** Start Stored records **
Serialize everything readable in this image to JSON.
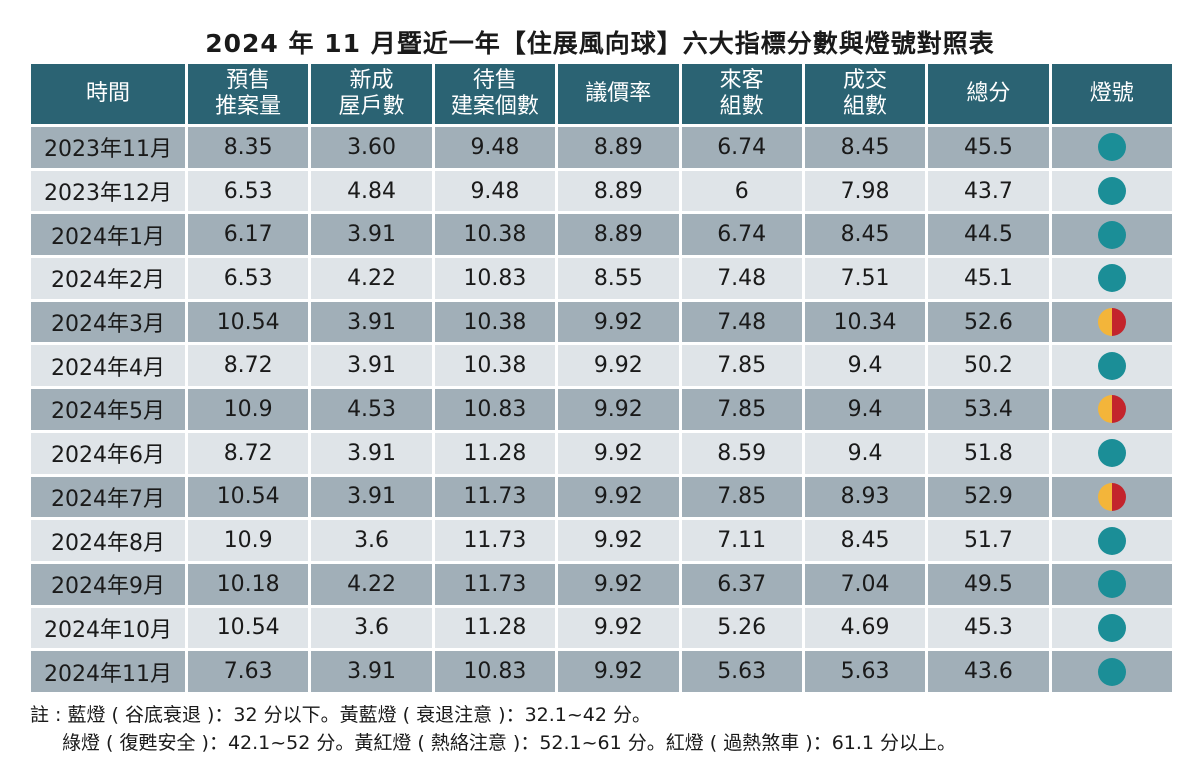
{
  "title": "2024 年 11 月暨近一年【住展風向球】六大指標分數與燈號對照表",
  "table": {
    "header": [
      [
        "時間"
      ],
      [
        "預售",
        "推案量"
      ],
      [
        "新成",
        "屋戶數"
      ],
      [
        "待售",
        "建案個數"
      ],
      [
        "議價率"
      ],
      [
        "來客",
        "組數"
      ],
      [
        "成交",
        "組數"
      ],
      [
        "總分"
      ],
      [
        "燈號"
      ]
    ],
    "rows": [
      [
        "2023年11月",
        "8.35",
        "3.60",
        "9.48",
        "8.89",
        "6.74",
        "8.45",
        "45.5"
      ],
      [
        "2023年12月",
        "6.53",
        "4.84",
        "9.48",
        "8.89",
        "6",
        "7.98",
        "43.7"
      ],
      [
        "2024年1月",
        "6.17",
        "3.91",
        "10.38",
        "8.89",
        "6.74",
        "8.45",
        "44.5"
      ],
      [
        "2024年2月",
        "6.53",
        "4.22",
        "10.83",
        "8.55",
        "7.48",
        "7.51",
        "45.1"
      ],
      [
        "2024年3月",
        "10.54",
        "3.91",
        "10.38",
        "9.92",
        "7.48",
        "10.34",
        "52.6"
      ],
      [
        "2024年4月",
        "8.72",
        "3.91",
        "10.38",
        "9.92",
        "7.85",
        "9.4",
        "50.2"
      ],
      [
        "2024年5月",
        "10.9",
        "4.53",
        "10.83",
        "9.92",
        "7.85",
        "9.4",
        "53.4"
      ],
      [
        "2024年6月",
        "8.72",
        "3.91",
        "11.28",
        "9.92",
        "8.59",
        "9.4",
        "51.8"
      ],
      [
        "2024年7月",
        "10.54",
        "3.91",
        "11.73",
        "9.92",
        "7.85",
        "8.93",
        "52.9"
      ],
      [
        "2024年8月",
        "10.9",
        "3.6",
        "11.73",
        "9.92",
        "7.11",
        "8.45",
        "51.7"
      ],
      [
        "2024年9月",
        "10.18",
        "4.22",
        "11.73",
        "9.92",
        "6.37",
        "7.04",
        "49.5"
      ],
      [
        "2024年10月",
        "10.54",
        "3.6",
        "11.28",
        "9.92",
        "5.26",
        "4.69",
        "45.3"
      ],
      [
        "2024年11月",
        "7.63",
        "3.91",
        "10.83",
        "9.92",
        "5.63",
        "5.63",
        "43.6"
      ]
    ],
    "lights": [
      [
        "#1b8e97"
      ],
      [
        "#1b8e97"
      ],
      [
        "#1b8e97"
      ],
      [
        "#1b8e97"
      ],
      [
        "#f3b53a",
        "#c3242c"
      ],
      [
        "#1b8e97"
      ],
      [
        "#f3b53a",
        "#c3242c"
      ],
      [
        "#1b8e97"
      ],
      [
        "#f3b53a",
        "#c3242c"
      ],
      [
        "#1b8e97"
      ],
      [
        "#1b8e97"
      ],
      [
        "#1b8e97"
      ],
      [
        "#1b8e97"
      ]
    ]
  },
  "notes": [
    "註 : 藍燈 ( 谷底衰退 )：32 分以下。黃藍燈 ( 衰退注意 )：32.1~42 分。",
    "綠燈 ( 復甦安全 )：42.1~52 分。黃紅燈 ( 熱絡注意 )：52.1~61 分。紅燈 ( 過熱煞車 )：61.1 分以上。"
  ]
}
** End Stored records **
** Start Stored records **
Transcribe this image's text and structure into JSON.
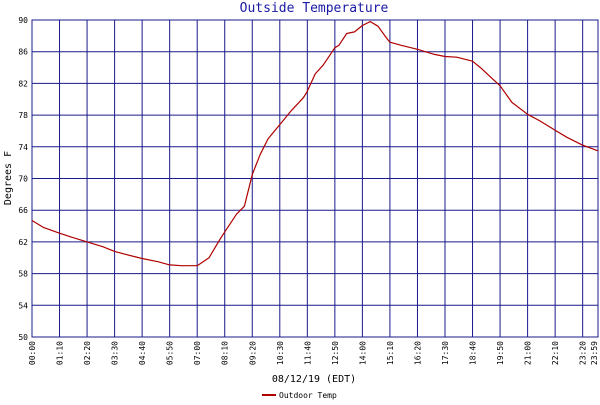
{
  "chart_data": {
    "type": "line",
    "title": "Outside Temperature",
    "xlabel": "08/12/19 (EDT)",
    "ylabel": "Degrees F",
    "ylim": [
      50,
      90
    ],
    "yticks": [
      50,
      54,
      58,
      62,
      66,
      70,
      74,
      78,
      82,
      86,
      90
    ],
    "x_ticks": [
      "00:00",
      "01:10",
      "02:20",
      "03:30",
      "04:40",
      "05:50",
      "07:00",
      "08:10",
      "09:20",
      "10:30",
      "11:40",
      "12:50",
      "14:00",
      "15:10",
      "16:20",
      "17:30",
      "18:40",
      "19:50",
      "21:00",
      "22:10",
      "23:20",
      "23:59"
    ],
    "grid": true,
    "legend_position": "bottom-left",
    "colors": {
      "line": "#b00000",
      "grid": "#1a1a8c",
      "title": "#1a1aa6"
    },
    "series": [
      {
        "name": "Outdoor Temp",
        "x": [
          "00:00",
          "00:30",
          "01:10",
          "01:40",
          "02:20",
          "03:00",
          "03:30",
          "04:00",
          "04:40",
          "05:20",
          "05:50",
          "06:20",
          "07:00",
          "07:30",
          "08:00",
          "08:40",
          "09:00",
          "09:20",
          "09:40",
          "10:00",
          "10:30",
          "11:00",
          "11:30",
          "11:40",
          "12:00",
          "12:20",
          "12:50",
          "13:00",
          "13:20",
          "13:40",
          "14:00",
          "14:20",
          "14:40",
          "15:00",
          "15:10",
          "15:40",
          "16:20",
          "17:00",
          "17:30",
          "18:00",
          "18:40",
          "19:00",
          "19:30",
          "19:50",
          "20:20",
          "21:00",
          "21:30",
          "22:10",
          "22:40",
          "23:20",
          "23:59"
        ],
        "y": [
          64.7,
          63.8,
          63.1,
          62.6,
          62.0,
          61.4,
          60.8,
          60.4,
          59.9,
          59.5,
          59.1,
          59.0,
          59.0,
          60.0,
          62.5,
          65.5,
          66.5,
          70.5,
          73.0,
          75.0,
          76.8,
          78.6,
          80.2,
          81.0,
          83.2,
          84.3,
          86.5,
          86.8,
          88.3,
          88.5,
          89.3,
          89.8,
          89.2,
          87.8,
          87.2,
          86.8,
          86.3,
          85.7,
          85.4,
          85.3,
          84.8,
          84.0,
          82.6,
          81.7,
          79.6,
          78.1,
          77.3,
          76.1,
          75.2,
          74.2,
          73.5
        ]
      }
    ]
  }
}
** End Stored records **
** Start Stored records **
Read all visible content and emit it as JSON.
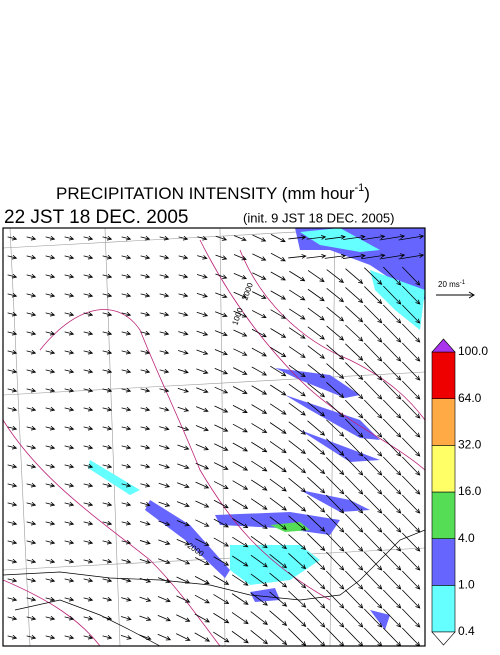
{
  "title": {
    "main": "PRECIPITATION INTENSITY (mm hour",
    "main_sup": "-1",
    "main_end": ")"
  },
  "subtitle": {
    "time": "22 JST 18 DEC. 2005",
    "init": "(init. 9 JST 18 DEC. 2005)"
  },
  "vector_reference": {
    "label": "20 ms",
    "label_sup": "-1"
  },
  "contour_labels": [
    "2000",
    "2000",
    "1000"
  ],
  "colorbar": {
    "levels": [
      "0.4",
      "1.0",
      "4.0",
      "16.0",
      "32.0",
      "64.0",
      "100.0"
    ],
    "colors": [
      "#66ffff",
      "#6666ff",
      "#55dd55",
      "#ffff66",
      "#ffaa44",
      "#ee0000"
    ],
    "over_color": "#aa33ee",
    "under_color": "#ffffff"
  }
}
** End Stored records **
§ Task to carry out: List all lines where "this" occurs.

§ Expected output:
Serialize everything readable in this image to JSON.
Transcribe this image's text and structure into JSON.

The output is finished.